▶ DIRECTIVE: Return the number of lines that contain the word "рублей", and return nothing else.

▶ DATA ROWS:
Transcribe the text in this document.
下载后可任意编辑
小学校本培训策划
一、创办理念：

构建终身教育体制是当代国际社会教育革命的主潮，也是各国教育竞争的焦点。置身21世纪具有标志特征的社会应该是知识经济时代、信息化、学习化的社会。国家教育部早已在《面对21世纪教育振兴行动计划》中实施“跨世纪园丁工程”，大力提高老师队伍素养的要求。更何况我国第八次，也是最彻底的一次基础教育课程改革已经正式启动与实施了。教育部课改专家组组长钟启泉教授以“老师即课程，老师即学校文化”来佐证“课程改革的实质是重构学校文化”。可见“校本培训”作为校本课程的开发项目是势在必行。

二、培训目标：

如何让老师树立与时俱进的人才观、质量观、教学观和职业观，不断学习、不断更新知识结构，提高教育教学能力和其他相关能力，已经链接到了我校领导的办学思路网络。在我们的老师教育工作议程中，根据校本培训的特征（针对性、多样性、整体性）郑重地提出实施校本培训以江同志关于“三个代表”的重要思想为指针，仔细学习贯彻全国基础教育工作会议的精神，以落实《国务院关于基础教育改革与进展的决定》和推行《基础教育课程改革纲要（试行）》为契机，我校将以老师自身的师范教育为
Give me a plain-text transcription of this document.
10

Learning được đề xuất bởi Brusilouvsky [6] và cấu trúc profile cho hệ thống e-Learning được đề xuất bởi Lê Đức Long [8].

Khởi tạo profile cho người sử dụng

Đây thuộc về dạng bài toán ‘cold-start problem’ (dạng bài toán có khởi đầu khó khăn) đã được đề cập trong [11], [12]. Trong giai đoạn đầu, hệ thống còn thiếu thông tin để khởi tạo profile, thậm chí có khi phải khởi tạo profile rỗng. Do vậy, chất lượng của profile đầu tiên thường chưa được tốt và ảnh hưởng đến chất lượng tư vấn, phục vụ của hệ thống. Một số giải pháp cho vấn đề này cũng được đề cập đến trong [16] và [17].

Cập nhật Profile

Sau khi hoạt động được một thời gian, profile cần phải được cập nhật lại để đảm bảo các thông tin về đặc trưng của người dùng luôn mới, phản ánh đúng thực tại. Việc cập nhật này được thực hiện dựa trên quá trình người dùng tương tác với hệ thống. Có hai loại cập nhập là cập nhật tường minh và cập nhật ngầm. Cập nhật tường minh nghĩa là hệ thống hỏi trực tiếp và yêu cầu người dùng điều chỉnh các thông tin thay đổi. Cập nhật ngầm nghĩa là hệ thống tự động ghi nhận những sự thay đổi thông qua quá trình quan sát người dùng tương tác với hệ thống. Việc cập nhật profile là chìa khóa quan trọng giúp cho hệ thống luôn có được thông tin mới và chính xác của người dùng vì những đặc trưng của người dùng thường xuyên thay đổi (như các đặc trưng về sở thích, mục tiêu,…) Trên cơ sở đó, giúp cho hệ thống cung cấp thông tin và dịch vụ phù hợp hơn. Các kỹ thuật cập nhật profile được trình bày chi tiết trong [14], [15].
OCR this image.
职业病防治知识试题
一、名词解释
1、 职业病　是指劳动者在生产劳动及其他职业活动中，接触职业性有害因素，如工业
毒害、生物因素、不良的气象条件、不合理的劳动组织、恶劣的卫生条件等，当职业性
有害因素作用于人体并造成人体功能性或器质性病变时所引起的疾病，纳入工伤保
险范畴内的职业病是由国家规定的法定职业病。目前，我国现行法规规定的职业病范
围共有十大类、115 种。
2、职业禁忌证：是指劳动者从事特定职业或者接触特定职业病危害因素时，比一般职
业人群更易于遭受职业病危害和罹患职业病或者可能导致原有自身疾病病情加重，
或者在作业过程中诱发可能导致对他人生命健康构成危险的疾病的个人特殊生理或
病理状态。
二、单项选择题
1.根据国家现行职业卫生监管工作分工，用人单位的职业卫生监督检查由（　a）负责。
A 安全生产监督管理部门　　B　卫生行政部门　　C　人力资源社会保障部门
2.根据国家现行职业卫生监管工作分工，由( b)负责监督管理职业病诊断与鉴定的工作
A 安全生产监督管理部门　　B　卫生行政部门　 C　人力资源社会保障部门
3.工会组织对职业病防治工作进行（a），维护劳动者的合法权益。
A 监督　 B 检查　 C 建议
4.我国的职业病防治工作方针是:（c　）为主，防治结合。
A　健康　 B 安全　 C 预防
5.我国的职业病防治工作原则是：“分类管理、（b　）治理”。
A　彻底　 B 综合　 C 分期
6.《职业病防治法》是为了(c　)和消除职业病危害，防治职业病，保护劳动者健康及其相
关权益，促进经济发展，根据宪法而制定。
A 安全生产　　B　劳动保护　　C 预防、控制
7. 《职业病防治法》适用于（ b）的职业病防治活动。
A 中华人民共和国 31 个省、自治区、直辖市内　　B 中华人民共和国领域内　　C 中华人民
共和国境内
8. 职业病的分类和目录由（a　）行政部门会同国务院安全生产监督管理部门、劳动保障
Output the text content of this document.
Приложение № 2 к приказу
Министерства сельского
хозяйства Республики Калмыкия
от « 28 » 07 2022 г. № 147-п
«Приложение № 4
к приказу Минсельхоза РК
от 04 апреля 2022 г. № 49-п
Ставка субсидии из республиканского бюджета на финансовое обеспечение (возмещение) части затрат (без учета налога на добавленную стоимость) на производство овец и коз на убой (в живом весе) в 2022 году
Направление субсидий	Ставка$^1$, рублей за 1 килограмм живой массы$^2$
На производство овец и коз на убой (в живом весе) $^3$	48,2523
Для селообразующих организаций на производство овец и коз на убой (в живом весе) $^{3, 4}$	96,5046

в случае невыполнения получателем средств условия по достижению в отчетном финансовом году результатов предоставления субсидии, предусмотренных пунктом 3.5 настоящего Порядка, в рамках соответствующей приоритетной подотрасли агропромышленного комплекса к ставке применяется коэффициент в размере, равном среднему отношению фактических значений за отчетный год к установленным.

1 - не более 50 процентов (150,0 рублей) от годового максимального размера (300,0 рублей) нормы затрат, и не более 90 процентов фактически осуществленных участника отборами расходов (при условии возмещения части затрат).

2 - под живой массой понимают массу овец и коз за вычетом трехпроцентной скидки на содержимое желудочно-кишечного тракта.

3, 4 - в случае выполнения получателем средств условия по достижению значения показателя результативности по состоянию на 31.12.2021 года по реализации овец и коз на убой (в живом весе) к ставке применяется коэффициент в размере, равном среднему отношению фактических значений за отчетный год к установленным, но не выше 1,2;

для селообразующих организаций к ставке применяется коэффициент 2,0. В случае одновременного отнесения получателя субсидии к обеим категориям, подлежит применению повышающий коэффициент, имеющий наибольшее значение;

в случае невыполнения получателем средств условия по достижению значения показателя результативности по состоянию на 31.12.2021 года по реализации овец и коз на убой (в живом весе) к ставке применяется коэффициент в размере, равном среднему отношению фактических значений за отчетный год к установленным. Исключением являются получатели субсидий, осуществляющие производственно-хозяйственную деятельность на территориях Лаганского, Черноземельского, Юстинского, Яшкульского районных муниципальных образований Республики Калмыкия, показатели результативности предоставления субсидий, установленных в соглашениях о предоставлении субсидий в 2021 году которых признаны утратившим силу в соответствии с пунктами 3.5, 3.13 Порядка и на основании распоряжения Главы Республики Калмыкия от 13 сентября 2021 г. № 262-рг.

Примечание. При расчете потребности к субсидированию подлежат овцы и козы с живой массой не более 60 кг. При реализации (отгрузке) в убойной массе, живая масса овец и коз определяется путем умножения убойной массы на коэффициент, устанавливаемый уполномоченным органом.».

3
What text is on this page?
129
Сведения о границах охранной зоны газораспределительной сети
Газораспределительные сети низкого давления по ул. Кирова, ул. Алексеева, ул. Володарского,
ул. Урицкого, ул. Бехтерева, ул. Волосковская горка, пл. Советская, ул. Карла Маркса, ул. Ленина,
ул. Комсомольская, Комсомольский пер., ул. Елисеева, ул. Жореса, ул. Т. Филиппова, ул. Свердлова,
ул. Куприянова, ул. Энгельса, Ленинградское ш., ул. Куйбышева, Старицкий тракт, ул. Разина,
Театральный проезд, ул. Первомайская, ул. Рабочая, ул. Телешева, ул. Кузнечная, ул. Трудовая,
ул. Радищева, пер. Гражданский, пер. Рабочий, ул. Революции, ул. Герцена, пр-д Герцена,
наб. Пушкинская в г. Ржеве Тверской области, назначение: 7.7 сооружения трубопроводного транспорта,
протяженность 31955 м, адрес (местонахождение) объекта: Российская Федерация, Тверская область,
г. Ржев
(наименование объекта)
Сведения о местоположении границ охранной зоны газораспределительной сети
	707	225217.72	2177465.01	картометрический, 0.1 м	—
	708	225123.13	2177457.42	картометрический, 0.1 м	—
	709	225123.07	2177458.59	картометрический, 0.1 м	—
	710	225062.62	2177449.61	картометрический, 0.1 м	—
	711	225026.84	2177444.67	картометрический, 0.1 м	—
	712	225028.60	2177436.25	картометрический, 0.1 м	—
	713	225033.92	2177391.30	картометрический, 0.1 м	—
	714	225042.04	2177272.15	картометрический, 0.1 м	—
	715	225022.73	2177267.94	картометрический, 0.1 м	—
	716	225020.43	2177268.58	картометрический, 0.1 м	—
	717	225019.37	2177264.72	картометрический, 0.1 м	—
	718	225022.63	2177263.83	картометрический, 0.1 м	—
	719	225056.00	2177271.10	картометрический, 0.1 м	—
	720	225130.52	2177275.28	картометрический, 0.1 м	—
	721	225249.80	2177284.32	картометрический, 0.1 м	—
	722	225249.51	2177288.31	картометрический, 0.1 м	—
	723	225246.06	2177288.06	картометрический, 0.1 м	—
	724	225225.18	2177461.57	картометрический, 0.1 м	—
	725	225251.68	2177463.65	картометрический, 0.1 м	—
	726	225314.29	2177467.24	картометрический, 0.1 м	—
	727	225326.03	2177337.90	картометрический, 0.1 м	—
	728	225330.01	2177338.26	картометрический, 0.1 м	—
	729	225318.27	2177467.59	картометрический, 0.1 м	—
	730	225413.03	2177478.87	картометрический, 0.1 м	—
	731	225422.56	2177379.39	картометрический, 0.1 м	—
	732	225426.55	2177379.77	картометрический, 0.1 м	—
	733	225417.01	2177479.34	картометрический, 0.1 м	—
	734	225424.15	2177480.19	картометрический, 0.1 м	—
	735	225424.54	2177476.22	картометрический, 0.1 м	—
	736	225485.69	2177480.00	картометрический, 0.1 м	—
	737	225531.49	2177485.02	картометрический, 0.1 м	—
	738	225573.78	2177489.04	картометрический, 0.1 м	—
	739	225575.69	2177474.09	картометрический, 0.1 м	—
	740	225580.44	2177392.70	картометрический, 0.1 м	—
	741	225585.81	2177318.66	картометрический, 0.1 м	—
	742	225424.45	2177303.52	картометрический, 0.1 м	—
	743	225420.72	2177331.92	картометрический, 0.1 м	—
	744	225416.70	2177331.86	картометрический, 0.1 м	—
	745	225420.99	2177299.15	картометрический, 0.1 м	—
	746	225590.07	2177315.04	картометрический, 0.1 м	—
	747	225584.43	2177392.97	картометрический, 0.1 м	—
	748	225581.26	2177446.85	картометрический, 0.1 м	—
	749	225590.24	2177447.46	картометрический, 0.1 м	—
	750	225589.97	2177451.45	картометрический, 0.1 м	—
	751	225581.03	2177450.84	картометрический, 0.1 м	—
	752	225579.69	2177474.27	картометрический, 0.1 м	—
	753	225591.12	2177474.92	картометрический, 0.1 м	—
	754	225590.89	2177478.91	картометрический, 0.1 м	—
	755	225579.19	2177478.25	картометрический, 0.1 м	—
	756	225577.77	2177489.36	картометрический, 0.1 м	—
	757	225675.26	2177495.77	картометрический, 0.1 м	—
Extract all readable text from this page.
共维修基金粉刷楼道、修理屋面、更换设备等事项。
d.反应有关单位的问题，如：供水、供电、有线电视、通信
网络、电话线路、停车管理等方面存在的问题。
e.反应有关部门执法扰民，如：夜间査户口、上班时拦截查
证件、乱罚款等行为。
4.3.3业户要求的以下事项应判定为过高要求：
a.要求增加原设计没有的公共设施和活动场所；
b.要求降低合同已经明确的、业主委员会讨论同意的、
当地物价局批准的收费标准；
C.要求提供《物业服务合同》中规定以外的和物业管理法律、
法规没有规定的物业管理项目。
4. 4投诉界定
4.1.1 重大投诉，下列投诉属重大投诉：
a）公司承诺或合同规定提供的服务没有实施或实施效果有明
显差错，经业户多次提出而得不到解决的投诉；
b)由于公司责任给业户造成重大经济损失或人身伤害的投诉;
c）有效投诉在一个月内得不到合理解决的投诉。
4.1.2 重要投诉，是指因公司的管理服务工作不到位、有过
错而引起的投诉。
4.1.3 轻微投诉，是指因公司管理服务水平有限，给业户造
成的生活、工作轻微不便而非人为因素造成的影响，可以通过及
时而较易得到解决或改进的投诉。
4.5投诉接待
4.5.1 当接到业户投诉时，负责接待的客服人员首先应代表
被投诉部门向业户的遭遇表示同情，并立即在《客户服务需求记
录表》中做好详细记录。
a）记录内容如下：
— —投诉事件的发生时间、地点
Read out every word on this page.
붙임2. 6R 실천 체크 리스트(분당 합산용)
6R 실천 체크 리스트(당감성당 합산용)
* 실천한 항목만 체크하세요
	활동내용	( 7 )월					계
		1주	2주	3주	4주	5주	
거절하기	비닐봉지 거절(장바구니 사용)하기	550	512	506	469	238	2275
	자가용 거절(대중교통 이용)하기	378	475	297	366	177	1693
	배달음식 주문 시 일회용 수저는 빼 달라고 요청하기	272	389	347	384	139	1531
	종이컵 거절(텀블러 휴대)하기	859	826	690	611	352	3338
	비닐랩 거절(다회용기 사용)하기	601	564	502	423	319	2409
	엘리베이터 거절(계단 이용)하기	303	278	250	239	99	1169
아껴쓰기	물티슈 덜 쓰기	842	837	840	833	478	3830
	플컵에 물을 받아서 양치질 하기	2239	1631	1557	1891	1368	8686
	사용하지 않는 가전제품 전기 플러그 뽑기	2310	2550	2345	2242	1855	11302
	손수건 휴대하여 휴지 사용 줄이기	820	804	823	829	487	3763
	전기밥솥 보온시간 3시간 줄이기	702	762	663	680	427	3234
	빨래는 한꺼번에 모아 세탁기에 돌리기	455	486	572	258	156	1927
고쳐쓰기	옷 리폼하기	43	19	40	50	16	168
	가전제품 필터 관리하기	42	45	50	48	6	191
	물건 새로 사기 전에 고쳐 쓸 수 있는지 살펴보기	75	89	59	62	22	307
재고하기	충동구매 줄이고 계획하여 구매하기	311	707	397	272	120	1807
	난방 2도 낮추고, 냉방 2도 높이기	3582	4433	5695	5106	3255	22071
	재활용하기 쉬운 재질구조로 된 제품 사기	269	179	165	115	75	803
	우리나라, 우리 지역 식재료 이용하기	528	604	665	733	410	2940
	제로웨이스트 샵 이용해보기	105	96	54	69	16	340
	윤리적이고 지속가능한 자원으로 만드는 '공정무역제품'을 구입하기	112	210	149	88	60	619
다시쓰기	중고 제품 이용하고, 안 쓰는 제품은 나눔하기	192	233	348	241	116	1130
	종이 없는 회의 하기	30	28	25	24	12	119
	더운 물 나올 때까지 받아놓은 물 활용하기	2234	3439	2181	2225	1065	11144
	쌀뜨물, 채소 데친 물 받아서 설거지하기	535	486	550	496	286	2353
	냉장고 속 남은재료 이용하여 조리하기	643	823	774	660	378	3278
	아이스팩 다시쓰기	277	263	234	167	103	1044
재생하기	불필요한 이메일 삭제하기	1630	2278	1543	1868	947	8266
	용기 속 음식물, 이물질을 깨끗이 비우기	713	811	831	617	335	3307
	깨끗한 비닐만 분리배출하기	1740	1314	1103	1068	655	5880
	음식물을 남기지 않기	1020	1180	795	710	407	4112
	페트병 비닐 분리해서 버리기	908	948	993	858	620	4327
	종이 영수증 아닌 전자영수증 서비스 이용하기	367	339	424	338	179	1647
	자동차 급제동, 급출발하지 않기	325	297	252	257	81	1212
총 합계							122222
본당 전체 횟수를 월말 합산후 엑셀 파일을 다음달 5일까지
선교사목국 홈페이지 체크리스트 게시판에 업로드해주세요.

▶ ANSWER TO THE TASK: 2